* **Problem details**: Repeat every record below exactly, but leave out any pictures.
======== Excerpted records
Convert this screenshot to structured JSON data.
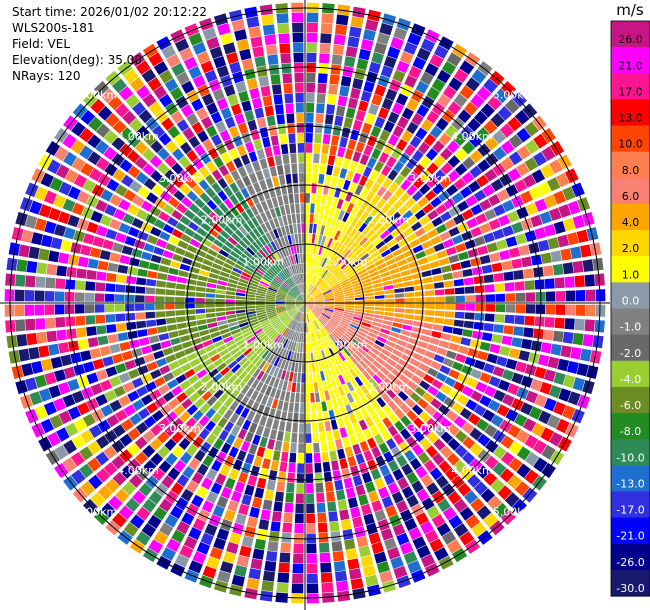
{
  "header": {
    "start_time": "Start time: 2026/01/02 20:12:22",
    "instrument": "WLS200s-181",
    "field": "Field: VEL",
    "elevation": "Elevation(deg): 35.00",
    "nrays": "NRays: 120"
  },
  "chart_data": {
    "type": "heatmap",
    "subtype": "polar-ppi",
    "field": "VEL",
    "elevation_deg": 35.0,
    "n_rays": 120,
    "max_range_km": 5.1,
    "range_rings_km": [
      1.0,
      2.0,
      3.0,
      4.0,
      5.0
    ],
    "range_ring_labels": [
      "1.00km",
      "2.00km",
      "3.00km",
      "4.00km",
      "5.00km"
    ],
    "colorbar": {
      "unit": "m/s",
      "boundaries": [
        -30.0,
        -26.0,
        -21.0,
        -17.0,
        -13.0,
        -10.0,
        -8.0,
        -6.0,
        -4.0,
        -2.0,
        -1.0,
        0.0,
        1.0,
        2.0,
        4.0,
        6.0,
        8.0,
        10.0,
        13.0,
        17.0,
        21.0,
        26.0,
        30.0
      ],
      "tick_labels": [
        "-30.0",
        "-26.0",
        "-21.0",
        "-17.0",
        "-13.0",
        "-10.0",
        "-8.0",
        "-6.0",
        "-4.0",
        "-2.0",
        "-1.0",
        "0.0",
        "1.0",
        "2.0",
        "4.0",
        "6.0",
        "8.0",
        "10.0",
        "13.0",
        "17.0",
        "21.0",
        "26.0"
      ],
      "colors": [
        "#191970",
        "#00008b",
        "#0000ff",
        "#3030e0",
        "#1e6fd0",
        "#2e8b57",
        "#228b22",
        "#6b8e23",
        "#9acd32",
        "#696969",
        "#808080",
        "#8a9aa8",
        "#ffff00",
        "#ffd700",
        "#ffa500",
        "#fa8072",
        "#ff7f50",
        "#ff4500",
        "#ff0000",
        "#ff1493",
        "#ff00ff",
        "#c71585"
      ]
    },
    "coherent_region_km": 2.4,
    "wind_pattern": [
      {
        "from_deg": 0,
        "to_deg": 30,
        "value": 1.5
      },
      {
        "from_deg": 30,
        "to_deg": 60,
        "value": 3.0
      },
      {
        "from_deg": 60,
        "to_deg": 100,
        "value": 5.0
      },
      {
        "from_deg": 100,
        "to_deg": 140,
        "value": 7.0
      },
      {
        "from_deg": 140,
        "to_deg": 180,
        "value": 1.5
      },
      {
        "from_deg": 180,
        "to_deg": 215,
        "value": -0.5
      },
      {
        "from_deg": 215,
        "to_deg": 245,
        "value": -3.0
      },
      {
        "from_deg": 245,
        "to_deg": 300,
        "value": -5.0
      },
      {
        "from_deg": 300,
        "to_deg": 330,
        "value": -9.0
      },
      {
        "from_deg": 330,
        "to_deg": 360,
        "value": -0.5
      }
    ]
  }
}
================
* **Exercise result**:
Convert this screenshot to structured JSON data.
{
  "header": {
    "start_time": "Start time: 2026/01/02 20:12:22",
    "instrument": "WLS200s-181",
    "field": "Field: VEL",
    "elevation": "Elevation(deg): 35.00",
    "nrays": "NRays: 120"
  },
  "chart_data": {
    "type": "heatmap",
    "subtype": "polar-ppi",
    "field": "VEL",
    "elevation_deg": 35.0,
    "n_rays": 120,
    "max_range_km": 5.1,
    "range_rings_km": [
      1.0,
      2.0,
      3.0,
      4.0,
      5.0
    ],
    "range_ring_labels": [
      "1.00km",
      "2.00km",
      "3.00km",
      "4.00km",
      "5.00km"
    ],
    "colorbar": {
      "unit": "m/s",
      "boundaries": [
        -30.0,
        -26.0,
        -21.0,
        -17.0,
        -13.0,
        -10.0,
        -8.0,
        -6.0,
        -4.0,
        -2.0,
        -1.0,
        0.0,
        1.0,
        2.0,
        4.0,
        6.0,
        8.0,
        10.0,
        13.0,
        17.0,
        21.0,
        26.0,
        30.0
      ],
      "tick_labels": [
        "-30.0",
        "-26.0",
        "-21.0",
        "-17.0",
        "-13.0",
        "-10.0",
        "-8.0",
        "-6.0",
        "-4.0",
        "-2.0",
        "-1.0",
        "0.0",
        "1.0",
        "2.0",
        "4.0",
        "6.0",
        "8.0",
        "10.0",
        "13.0",
        "17.0",
        "21.0",
        "26.0"
      ],
      "colors": [
        "#191970",
        "#00008b",
        "#0000ff",
        "#3030e0",
        "#1e6fd0",
        "#2e8b57",
        "#228b22",
        "#6b8e23",
        "#9acd32",
        "#696969",
        "#808080",
        "#8a9aa8",
        "#ffff00",
        "#ffd700",
        "#ffa500",
        "#fa8072",
        "#ff7f50",
        "#ff4500",
        "#ff0000",
        "#ff1493",
        "#ff00ff",
        "#c71585"
      ]
    },
    "coherent_region_km": 2.4,
    "wind_pattern": [
      {
        "from_deg": 0,
        "to_deg": 30,
        "value": 1.5
      },
      {
        "from_deg": 30,
        "to_deg": 60,
        "value": 3.0
      },
      {
        "from_deg": 60,
        "to_deg": 100,
        "value": 5.0
      },
      {
        "from_deg": 100,
        "to_deg": 140,
        "value": 7.0
      },
      {
        "from_deg": 140,
        "to_deg": 180,
        "value": 1.5
      },
      {
        "from_deg": 180,
        "to_deg": 215,
        "value": -0.5
      },
      {
        "from_deg": 215,
        "to_deg": 245,
        "value": -3.0
      },
      {
        "from_deg": 245,
        "to_deg": 300,
        "value": -5.0
      },
      {
        "from_deg": 300,
        "to_deg": 330,
        "value": -9.0
      },
      {
        "from_deg": 330,
        "to_deg": 360,
        "value": -0.5
      }
    ]
  }
}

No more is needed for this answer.